*Brief:*
Repeat each line of the material exactly.

*Data:*

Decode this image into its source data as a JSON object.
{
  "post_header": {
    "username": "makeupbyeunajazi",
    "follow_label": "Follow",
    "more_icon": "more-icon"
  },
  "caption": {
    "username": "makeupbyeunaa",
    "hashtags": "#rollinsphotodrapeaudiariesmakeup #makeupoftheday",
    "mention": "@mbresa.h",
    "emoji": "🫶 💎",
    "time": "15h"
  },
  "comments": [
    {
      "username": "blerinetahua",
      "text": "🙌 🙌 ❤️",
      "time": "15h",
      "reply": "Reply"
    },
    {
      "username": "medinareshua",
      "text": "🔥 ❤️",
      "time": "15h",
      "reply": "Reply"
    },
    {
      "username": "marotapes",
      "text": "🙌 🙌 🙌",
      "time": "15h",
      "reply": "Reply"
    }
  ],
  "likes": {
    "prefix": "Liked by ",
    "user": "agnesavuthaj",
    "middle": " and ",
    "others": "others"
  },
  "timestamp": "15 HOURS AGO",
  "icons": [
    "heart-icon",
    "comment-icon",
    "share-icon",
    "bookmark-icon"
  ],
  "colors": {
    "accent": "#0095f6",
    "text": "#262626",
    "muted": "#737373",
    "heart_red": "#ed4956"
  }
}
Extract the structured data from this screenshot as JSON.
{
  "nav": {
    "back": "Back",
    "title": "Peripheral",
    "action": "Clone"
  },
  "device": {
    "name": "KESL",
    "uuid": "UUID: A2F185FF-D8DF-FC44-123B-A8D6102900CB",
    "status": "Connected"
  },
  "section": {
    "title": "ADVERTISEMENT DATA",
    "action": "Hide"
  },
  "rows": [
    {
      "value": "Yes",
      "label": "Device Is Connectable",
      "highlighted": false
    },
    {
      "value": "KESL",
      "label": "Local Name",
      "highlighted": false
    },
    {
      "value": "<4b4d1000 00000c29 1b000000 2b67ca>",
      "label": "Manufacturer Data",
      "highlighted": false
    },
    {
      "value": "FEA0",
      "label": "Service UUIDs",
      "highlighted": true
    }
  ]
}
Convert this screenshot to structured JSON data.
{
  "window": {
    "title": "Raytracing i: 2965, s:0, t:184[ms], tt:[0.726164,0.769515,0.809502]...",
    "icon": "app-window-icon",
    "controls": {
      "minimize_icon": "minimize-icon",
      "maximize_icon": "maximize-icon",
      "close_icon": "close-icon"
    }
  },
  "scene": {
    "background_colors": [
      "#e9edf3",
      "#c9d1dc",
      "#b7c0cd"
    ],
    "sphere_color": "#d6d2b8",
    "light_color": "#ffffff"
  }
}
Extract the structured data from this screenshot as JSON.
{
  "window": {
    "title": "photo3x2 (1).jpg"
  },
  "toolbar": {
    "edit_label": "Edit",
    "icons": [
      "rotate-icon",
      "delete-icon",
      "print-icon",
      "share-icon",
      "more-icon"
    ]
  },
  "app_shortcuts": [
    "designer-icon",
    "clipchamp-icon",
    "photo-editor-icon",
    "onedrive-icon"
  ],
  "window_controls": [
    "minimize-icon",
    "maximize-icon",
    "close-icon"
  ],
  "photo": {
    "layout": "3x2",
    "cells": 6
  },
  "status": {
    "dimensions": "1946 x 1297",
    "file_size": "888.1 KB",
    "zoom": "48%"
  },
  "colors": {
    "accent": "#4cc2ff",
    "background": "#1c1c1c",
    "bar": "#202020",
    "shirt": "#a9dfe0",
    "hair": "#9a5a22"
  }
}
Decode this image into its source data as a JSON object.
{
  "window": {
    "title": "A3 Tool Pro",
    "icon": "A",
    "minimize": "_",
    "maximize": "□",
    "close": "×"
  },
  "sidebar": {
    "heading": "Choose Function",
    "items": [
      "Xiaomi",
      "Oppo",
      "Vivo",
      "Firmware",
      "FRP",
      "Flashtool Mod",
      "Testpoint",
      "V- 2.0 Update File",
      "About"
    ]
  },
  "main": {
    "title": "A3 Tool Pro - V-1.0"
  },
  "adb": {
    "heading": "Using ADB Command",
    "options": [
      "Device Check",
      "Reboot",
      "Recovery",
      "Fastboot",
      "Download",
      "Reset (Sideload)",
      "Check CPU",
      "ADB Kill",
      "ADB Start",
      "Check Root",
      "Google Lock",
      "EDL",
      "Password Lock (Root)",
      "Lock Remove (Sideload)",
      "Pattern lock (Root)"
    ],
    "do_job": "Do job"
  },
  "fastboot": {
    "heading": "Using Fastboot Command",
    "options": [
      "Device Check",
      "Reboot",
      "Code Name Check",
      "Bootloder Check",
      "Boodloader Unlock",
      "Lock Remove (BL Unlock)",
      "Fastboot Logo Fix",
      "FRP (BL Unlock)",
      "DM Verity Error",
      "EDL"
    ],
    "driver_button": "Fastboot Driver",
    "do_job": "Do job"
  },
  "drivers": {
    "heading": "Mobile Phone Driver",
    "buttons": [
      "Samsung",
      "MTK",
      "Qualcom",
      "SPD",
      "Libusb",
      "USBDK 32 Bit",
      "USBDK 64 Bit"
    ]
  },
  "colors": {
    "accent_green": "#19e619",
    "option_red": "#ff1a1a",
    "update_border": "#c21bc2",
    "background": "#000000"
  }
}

*Correct output:*
Decode this image into its source data as a JSON object.
{
  "post_header": {
    "username": "makeupbyeunajazi",
    "follow_label": "Follow",
    "more_icon": "more-icon"
  },
  "caption": {
    "username": "makeupbyeunaa",
    "hashtags": "#rollinsphotodrapeaudiariesmakeup #makeupoftheday",
    "mention": "@mbresa.h",
    "emoji": "🫶 💎",
    "time": "15h"
  },
  "comments": [
    {
      "username": "blerinetahua",
      "text": "🙌 🙌 ❤️",
      "time": "15h",
      "reply": "Reply"
    },
    {
      "username": "medinareshua",
      "text": "🔥 ❤️",
      "time": "15h",
      "reply": "Reply"
    },
    {
      "username": "marotapes",
      "text": "🙌 🙌 🙌",
      "time": "15h",
      "reply": "Reply"
    }
  ],
  "likes": {
    "prefix": "Liked by ",
    "user": "agnesavuthaj",
    "middle": " and ",
    "others": "others"
  },
  "timestamp": "15 HOURS AGO",
  "icons": [
    "heart-icon",
    "comment-icon",
    "share-icon",
    "bookmark-icon"
  ],
  "colors": {
    "accent": "#0095f6",
    "text": "#262626",
    "muted": "#737373",
    "heart_red": "#ed4956"
  }
}
Extract the structured data from this screenshot as JSON.
{
  "nav": {
    "back": "Back",
    "title": "Peripheral",
    "action": "Clone"
  },
  "device": {
    "name": "KESL",
    "uuid": "UUID: A2F185FF-D8DF-FC44-123B-A8D6102900CB",
    "status": "Connected"
  },
  "section": {
    "title": "ADVERTISEMENT DATA",
    "action": "Hide"
  },
  "rows": [
    {
      "value": "Yes",
      "label": "Device Is Connectable",
      "highlighted": false
    },
    {
      "value": "KESL",
      "label": "Local Name",
      "highlighted": false
    },
    {
      "value": "<4b4d1000 00000c29 1b000000 2b67ca>",
      "label": "Manufacturer Data",
      "highlighted": false
    },
    {
      "value": "FEA0",
      "label": "Service UUIDs",
      "highlighted": true
    }
  ]
}
Convert this screenshot to structured JSON data.
{
  "window": {
    "title": "Raytracing i: 2965, s:0, t:184[ms], tt:[0.726164,0.769515,0.809502]...",
    "icon": "app-window-icon",
    "controls": {
      "minimize_icon": "minimize-icon",
      "maximize_icon": "maximize-icon",
      "close_icon": "close-icon"
    }
  },
  "scene": {
    "background_colors": [
      "#e9edf3",
      "#c9d1dc",
      "#b7c0cd"
    ],
    "sphere_color": "#d6d2b8",
    "light_color": "#ffffff"
  }
}
Extract the structured data from this screenshot as JSON.
{
  "window": {
    "title": "photo3x2 (1).jpg"
  },
  "toolbar": {
    "edit_label": "Edit",
    "icons": [
      "rotate-icon",
      "delete-icon",
      "print-icon",
      "share-icon",
      "more-icon"
    ]
  },
  "app_shortcuts": [
    "designer-icon",
    "clipchamp-icon",
    "photo-editor-icon",
    "onedrive-icon"
  ],
  "window_controls": [
    "minimize-icon",
    "maximize-icon",
    "close-icon"
  ],
  "photo": {
    "layout": "3x2",
    "cells": 6
  },
  "status": {
    "dimensions": "1946 x 1297",
    "file_size": "888.1 KB",
    "zoom": "48%"
  },
  "colors": {
    "accent": "#4cc2ff",
    "background": "#1c1c1c",
    "bar": "#202020",
    "shirt": "#a9dfe0",
    "hair": "#9a5a22"
  }
}
Decode this image into its source data as a JSON object.
{
  "window": {
    "title": "A3 Tool Pro",
    "icon": "A",
    "minimize": "_",
    "maximize": "□",
    "close": "×"
  },
  "sidebar": {
    "heading": "Choose Function",
    "items": [
      "Xiaomi",
      "Oppo",
      "Vivo",
      "Firmware",
      "FRP",
      "Flashtool Mod",
      "Testpoint",
      "V- 2.0 Update File",
      "About"
    ]
  },
  "main": {
    "title": "A3 Tool Pro - V-1.0"
  },
  "adb": {
    "heading": "Using ADB Command",
    "options": [
      "Device Check",
      "Reboot",
      "Recovery",
      "Fastboot",
      "Download",
      "Reset (Sideload)",
      "Check CPU",
      "ADB Kill",
      "ADB Start",
      "Check Root",
      "Google Lock",
      "EDL",
      "Password Lock (Root)",
      "Lock Remove (Sideload)",
      "Pattern lock (Root)"
    ],
    "do_job": "Do job"
  },
  "fastboot": {
    "heading": "Using Fastboot Command",
    "options": [
      "Device Check",
      "Reboot",
      "Code Name Check",
      "Bootloder Check",
      "Boodloader Unlock",
      "Lock Remove (BL Unlock)",
      "Fastboot Logo Fix",
      "FRP (BL Unlock)",
      "DM Verity Error",
      "EDL"
    ],
    "driver_button": "Fastboot Driver",
    "do_job": "Do job"
  },
  "drivers": {
    "heading": "Mobile Phone Driver",
    "buttons": [
      "Samsung",
      "MTK",
      "Qualcom",
      "SPD",
      "Libusb",
      "USBDK 32 Bit",
      "USBDK 64 Bit"
    ]
  },
  "colors": {
    "accent_green": "#19e619",
    "option_red": "#ff1a1a",
    "update_border": "#c21bc2",
    "background": "#000000"
  }
}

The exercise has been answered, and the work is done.